Exercise
Write only the number of lines in the records beneath that hold "NATIONAL".

Task inputs
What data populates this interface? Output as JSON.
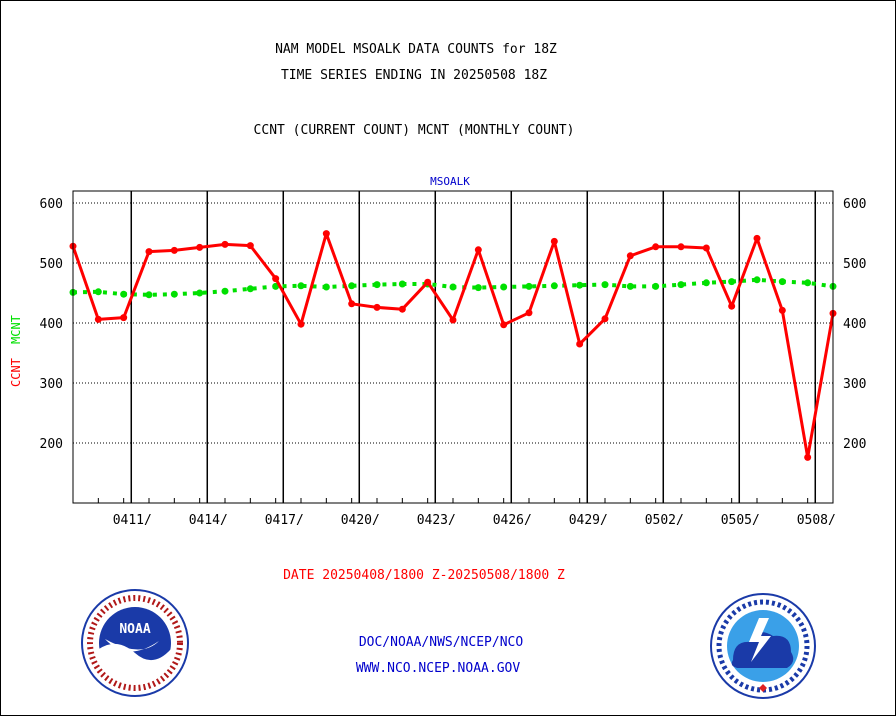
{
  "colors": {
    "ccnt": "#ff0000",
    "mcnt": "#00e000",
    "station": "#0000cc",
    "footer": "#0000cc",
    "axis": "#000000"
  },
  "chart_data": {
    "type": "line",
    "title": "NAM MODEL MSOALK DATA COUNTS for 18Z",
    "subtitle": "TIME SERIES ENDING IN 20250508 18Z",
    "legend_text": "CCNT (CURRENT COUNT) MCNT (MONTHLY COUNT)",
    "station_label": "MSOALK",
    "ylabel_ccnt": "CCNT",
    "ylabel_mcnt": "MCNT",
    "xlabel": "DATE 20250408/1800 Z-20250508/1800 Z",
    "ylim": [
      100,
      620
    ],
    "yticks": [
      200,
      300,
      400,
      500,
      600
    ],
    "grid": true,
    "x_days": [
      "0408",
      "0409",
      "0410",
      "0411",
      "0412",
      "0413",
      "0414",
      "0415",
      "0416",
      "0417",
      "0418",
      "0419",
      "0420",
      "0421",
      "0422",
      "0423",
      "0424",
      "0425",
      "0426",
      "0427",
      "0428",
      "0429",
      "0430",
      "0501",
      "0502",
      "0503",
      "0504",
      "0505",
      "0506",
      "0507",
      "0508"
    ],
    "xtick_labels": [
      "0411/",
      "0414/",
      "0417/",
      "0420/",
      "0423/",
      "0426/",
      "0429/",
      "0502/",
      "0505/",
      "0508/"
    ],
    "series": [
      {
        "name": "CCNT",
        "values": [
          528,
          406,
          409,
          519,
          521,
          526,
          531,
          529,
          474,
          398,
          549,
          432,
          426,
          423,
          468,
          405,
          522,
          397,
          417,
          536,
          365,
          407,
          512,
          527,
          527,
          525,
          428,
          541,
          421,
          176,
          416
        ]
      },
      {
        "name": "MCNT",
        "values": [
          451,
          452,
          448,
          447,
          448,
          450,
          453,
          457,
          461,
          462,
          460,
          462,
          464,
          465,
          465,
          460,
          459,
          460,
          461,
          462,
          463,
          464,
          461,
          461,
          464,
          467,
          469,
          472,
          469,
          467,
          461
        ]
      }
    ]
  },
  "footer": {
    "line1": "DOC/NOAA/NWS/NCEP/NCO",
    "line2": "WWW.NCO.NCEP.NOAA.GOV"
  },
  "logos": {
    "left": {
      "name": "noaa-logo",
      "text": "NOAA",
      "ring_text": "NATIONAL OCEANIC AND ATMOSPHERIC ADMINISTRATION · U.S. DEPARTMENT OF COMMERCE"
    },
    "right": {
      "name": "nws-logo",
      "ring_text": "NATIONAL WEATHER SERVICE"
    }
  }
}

Solved problem
2